■ **Direction**: In the following material, identify every line holding the string "Statement" and return it.

Items from a figure collection
-- BEGIN --
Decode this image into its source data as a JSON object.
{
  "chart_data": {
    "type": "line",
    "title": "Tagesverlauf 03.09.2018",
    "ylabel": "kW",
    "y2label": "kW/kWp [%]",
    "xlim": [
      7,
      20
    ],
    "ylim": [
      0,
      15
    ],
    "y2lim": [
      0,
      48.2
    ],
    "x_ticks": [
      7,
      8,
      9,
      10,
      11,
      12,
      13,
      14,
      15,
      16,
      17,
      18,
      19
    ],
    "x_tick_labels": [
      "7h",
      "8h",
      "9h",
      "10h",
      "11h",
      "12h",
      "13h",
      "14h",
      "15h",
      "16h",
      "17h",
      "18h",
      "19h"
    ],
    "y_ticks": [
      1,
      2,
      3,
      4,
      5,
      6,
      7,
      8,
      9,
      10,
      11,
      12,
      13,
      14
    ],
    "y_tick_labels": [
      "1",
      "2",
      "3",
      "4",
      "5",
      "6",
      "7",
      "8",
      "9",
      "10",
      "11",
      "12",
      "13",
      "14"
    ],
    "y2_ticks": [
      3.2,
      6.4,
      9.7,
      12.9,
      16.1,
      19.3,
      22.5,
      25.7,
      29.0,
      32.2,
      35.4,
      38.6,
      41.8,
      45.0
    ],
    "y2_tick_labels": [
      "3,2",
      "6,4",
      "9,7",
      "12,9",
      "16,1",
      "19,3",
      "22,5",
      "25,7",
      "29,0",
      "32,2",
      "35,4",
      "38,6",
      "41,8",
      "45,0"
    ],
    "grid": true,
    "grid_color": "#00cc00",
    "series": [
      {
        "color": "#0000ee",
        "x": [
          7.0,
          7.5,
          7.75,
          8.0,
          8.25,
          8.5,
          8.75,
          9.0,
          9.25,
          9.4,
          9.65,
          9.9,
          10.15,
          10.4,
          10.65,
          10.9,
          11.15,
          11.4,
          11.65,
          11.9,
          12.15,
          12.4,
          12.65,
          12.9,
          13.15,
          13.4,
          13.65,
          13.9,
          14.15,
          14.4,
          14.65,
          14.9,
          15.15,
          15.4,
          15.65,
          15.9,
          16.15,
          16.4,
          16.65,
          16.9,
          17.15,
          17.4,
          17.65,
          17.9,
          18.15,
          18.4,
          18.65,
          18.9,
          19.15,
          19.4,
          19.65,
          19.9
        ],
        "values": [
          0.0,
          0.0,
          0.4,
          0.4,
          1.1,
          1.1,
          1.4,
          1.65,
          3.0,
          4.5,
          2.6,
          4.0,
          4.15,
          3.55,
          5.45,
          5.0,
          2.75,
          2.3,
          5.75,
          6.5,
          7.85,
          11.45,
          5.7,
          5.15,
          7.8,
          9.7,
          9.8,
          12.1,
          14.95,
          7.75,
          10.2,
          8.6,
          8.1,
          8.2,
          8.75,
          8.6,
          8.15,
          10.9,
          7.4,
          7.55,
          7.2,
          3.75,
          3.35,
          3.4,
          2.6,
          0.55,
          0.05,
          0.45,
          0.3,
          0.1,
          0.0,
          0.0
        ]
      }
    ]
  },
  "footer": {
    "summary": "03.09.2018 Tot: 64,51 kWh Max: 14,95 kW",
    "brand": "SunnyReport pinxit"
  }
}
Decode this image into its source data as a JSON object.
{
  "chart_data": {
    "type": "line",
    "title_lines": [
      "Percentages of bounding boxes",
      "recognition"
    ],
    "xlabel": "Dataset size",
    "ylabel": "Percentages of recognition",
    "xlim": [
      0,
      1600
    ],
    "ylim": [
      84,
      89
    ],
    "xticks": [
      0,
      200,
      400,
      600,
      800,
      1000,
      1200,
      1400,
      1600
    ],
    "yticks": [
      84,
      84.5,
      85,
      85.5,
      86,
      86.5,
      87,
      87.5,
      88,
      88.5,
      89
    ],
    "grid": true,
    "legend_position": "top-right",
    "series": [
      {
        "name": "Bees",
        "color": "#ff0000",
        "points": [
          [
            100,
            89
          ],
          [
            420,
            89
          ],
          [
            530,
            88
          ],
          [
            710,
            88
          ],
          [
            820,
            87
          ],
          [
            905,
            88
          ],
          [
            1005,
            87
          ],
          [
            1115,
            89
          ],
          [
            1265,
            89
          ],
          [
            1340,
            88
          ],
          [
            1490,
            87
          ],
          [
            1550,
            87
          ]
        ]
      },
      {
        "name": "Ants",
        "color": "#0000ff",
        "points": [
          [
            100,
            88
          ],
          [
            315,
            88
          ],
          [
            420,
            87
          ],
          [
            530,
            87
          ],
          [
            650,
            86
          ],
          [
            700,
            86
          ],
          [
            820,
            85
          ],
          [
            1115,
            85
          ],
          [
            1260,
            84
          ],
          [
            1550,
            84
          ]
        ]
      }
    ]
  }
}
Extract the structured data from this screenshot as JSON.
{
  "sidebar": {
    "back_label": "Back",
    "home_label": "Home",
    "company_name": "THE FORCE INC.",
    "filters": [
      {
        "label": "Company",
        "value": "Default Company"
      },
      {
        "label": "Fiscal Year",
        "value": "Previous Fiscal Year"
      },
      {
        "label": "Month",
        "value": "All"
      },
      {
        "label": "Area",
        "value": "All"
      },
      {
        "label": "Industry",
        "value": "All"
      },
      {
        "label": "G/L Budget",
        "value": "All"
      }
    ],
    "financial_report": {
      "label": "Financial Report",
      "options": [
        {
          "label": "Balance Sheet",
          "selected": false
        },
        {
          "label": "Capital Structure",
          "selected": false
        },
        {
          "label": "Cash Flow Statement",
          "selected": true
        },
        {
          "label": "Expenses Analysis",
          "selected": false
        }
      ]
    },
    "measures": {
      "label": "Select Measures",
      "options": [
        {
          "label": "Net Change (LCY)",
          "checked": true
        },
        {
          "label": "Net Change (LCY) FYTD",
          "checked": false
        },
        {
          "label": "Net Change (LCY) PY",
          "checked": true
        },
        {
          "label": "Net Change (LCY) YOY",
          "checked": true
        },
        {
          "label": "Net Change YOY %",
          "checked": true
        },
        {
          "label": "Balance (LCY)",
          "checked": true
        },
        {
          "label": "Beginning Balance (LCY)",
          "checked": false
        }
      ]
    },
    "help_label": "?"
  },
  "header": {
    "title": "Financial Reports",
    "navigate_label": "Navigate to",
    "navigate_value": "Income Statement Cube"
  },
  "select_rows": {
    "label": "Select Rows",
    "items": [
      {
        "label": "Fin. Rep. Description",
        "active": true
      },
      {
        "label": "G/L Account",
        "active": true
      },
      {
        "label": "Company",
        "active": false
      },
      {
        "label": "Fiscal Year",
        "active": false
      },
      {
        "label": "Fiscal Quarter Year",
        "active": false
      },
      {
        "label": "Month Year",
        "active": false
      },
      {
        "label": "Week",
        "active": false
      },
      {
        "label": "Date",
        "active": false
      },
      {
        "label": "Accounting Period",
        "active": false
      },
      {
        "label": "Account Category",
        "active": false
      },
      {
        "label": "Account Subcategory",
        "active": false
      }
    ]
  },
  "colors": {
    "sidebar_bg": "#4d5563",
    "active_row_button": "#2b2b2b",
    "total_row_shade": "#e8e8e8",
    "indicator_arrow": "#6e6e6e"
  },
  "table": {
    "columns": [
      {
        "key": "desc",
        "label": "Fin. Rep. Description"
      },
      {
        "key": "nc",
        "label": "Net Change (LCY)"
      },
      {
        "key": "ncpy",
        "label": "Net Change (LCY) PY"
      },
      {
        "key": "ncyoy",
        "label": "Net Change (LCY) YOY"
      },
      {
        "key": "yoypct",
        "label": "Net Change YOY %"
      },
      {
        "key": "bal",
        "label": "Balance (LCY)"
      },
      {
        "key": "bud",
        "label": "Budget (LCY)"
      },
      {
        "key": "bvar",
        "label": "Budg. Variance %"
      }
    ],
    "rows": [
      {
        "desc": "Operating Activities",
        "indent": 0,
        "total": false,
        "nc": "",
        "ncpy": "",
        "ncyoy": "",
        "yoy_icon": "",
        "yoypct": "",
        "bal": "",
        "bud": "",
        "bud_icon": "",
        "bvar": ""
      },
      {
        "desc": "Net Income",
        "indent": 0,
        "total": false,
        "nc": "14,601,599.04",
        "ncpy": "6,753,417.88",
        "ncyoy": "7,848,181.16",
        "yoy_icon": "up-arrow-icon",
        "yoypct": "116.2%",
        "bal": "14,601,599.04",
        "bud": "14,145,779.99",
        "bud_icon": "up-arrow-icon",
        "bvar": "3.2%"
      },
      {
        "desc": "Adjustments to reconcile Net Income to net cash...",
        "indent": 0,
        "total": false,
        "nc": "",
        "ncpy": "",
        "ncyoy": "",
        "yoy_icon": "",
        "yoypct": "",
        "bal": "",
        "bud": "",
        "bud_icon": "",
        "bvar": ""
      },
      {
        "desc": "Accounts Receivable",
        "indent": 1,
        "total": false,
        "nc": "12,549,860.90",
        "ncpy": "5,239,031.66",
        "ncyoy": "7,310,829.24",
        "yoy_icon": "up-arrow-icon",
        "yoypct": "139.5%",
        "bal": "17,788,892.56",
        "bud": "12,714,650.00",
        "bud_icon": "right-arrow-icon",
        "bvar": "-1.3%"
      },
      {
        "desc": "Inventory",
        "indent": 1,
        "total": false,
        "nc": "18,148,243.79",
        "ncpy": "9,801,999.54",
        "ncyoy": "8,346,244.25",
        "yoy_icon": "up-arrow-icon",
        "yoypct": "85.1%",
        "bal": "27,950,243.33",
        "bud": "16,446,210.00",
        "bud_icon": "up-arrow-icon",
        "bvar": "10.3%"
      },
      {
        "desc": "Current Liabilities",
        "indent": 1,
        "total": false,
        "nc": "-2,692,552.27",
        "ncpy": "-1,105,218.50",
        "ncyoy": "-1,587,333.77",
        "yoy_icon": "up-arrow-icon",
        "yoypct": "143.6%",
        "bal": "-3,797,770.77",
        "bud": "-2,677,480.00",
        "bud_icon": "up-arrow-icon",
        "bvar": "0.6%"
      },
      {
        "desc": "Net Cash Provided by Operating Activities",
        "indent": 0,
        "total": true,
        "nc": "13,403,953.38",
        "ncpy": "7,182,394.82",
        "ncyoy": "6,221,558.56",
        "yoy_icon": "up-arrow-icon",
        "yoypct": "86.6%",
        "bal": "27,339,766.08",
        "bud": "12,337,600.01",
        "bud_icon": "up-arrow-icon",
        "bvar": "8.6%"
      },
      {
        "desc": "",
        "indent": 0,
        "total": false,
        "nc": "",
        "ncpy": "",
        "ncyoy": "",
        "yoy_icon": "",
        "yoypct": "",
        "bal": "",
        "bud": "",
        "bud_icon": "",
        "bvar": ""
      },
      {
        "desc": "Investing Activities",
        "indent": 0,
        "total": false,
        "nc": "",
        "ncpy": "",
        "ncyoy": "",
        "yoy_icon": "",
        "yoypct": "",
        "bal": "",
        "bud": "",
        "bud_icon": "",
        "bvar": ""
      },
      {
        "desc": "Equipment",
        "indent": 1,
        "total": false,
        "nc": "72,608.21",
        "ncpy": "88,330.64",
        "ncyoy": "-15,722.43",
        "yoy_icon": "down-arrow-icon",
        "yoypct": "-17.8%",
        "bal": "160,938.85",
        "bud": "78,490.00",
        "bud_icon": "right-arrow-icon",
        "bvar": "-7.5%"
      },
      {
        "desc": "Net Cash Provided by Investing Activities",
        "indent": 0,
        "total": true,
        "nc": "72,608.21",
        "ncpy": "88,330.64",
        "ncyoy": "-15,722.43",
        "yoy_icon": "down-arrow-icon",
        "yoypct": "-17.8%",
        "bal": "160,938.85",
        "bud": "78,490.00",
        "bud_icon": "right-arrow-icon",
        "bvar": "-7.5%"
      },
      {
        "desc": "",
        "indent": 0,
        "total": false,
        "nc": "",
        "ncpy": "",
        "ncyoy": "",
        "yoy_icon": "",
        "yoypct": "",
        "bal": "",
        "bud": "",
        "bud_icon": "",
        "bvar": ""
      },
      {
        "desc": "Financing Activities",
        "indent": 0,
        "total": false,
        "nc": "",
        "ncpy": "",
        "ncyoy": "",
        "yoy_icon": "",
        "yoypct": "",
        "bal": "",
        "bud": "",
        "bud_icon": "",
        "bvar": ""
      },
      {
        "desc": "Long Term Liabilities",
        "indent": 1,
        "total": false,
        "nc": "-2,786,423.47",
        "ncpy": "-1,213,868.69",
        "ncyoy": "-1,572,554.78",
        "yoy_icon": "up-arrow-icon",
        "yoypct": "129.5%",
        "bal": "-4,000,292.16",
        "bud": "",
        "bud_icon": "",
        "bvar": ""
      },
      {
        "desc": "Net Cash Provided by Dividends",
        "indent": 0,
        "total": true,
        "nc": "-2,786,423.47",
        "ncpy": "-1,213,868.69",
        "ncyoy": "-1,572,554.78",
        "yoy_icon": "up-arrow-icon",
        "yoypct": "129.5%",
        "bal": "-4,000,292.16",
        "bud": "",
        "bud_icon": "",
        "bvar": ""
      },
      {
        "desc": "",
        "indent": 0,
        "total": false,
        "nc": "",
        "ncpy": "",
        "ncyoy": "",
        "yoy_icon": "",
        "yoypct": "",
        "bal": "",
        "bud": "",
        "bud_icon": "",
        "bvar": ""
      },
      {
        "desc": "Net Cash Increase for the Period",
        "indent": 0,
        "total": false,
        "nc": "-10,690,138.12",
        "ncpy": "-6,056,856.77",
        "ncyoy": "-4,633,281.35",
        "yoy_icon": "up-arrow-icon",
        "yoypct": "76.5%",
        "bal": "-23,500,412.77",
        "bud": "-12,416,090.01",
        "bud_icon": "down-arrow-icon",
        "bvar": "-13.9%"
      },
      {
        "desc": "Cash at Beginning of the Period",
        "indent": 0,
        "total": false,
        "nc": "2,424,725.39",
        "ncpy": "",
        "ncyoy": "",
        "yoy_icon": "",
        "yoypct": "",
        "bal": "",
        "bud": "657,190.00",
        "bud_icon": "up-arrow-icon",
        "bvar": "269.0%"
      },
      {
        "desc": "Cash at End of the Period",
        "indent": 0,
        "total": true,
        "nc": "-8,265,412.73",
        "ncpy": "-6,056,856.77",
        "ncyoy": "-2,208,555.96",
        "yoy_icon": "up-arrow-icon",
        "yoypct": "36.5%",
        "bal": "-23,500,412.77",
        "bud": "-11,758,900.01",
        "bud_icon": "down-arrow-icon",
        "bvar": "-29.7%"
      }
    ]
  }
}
-- END --
■ **Answer for this exercise**:
          "label": "Cash Flow Statement",
    "navigate_value": "Income Statement Cube"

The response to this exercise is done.